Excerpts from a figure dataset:
· · · ·

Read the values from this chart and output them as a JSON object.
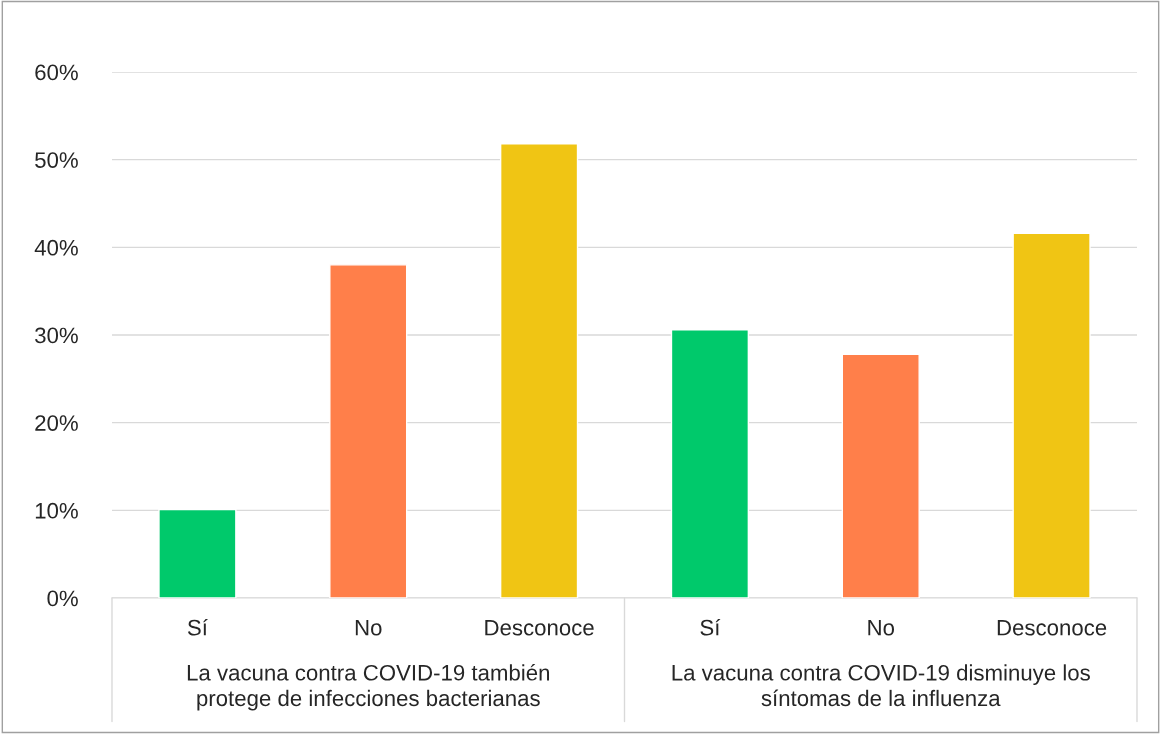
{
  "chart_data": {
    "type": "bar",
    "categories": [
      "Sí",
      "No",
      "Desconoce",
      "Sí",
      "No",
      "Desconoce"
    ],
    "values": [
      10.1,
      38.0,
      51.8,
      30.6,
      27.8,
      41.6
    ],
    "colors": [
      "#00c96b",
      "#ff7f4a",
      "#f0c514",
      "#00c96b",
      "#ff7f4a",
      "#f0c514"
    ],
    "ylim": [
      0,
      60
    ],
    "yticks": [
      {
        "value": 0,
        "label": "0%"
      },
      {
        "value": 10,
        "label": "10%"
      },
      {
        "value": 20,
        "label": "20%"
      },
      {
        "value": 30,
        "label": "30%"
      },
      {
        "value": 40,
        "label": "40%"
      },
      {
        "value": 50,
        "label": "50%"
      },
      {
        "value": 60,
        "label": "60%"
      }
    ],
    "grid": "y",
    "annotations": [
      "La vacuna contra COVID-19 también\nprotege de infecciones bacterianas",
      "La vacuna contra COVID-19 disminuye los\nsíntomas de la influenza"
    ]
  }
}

· · · ·

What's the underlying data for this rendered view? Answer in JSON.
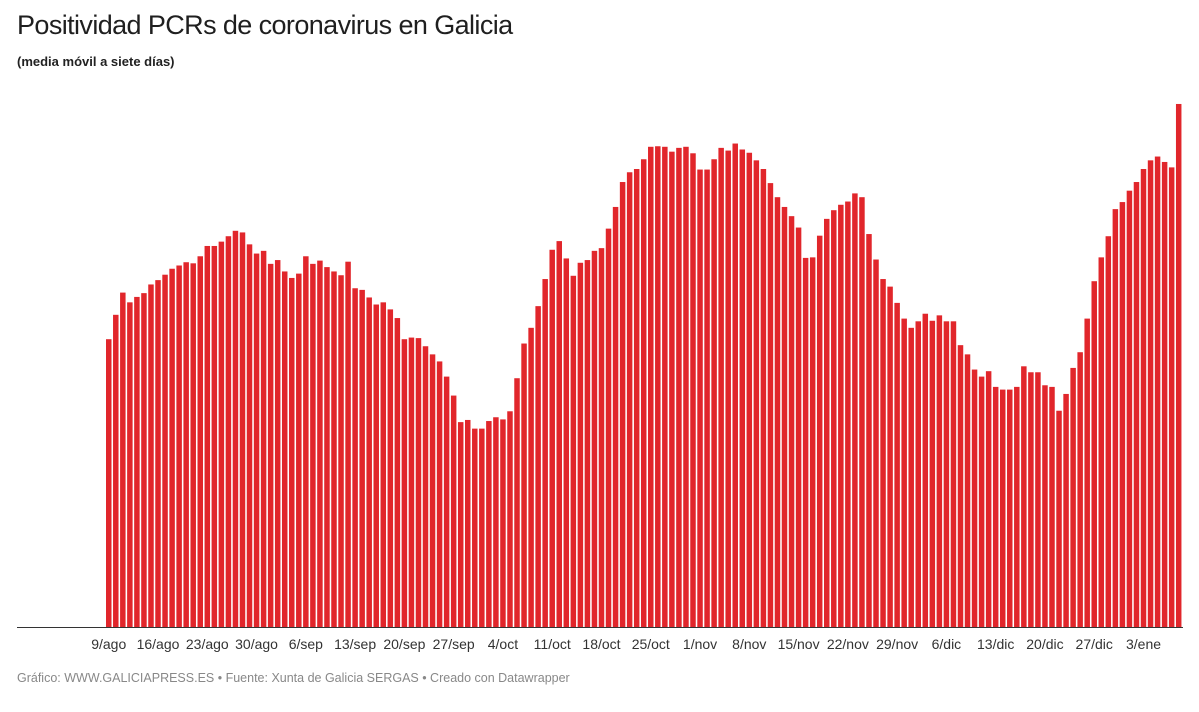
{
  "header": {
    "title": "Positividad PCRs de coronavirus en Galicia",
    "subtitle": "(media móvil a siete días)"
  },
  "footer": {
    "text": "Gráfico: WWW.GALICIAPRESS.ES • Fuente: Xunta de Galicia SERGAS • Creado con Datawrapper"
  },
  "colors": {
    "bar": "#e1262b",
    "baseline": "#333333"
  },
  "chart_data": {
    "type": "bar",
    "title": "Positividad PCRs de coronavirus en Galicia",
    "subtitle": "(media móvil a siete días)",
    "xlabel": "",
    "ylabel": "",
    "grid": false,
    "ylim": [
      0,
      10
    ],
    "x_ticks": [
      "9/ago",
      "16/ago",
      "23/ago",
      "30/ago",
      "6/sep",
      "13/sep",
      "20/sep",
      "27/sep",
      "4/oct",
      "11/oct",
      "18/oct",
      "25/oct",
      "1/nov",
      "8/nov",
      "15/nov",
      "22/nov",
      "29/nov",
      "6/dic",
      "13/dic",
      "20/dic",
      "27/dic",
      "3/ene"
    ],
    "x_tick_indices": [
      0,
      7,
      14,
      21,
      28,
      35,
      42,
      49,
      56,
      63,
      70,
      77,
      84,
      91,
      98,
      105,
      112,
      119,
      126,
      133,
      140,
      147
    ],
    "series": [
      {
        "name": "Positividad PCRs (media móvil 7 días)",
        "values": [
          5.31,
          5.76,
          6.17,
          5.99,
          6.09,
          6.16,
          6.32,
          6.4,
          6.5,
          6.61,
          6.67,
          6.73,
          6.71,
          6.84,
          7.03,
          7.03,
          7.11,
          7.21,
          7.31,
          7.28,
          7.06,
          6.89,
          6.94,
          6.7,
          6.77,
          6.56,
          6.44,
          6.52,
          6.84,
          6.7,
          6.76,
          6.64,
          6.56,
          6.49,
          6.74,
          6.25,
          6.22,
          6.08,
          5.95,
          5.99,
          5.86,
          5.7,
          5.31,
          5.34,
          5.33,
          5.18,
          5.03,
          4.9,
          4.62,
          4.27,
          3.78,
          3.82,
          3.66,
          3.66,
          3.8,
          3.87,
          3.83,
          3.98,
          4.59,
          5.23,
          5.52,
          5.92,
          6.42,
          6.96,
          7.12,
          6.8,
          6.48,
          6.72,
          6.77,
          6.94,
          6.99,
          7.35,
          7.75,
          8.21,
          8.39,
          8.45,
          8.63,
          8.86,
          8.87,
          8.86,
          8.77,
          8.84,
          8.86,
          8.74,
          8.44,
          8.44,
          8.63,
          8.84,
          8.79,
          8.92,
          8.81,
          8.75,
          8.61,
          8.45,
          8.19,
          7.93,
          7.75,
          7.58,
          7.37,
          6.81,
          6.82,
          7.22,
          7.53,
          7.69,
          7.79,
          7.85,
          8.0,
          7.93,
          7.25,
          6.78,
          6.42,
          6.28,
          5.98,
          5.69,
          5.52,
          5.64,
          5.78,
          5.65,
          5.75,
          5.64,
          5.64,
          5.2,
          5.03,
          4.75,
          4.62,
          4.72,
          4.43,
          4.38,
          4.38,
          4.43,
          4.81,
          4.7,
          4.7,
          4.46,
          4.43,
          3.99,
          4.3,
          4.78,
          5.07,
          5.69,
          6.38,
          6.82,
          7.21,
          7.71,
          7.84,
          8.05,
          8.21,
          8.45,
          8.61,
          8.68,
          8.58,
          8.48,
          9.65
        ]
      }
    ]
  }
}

· · · ·

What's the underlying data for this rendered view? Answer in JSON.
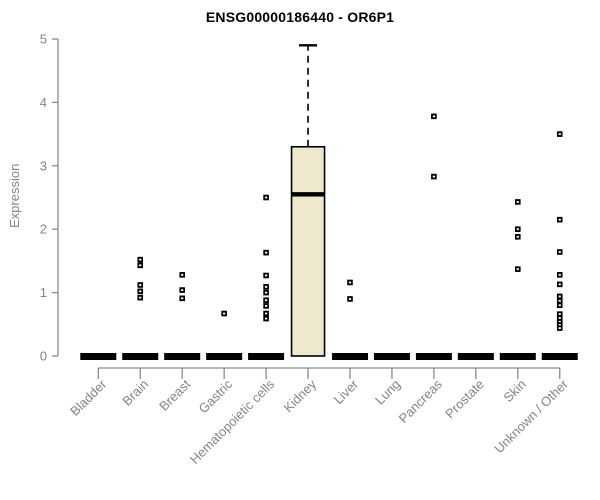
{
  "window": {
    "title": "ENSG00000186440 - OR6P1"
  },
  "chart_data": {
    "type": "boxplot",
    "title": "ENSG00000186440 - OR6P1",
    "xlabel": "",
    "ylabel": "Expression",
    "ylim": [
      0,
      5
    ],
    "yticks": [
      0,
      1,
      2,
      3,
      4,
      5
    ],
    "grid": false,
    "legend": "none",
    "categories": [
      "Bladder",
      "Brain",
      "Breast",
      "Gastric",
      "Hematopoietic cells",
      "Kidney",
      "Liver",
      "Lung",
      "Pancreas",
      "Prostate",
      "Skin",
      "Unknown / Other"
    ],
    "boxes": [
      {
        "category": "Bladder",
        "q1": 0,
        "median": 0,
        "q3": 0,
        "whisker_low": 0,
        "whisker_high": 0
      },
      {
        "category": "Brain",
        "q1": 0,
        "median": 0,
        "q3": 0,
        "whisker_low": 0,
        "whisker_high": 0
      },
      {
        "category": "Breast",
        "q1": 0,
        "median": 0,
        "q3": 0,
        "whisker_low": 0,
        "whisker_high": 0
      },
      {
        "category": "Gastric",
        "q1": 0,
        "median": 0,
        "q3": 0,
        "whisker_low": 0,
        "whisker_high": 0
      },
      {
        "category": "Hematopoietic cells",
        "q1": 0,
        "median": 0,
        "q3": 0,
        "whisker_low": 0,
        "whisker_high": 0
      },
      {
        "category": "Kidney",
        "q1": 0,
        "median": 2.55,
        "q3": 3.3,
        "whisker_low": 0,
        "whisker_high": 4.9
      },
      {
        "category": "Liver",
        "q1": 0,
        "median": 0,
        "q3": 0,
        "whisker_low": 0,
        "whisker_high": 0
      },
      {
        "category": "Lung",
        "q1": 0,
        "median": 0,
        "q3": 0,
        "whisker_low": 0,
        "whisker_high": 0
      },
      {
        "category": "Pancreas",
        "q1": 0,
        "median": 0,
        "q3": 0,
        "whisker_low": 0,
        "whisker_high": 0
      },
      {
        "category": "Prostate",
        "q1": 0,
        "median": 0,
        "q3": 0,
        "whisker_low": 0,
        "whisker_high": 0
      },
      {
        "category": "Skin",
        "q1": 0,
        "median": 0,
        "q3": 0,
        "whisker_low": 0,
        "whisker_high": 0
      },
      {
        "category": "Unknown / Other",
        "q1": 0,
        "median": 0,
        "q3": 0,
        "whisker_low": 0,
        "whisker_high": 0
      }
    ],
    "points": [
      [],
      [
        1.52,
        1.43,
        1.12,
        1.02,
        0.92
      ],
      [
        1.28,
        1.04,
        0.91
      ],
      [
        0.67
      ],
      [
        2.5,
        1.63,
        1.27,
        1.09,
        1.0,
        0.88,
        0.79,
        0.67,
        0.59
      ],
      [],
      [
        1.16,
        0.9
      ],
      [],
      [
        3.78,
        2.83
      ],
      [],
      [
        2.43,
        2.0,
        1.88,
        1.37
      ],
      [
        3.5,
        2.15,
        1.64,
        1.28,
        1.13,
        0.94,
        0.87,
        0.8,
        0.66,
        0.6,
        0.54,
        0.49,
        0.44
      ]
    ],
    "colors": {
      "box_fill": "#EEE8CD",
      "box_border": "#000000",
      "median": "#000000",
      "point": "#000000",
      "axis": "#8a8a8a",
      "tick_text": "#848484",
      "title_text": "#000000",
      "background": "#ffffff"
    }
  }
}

· · · ·

TASK TO CARRY OUT | Only lines containing the string "Other" belong in the answer; find them in the data above and copy them.

EXERCISE RESPONSE |
      "Unknown / Other"
        "category": "Unknown / Other",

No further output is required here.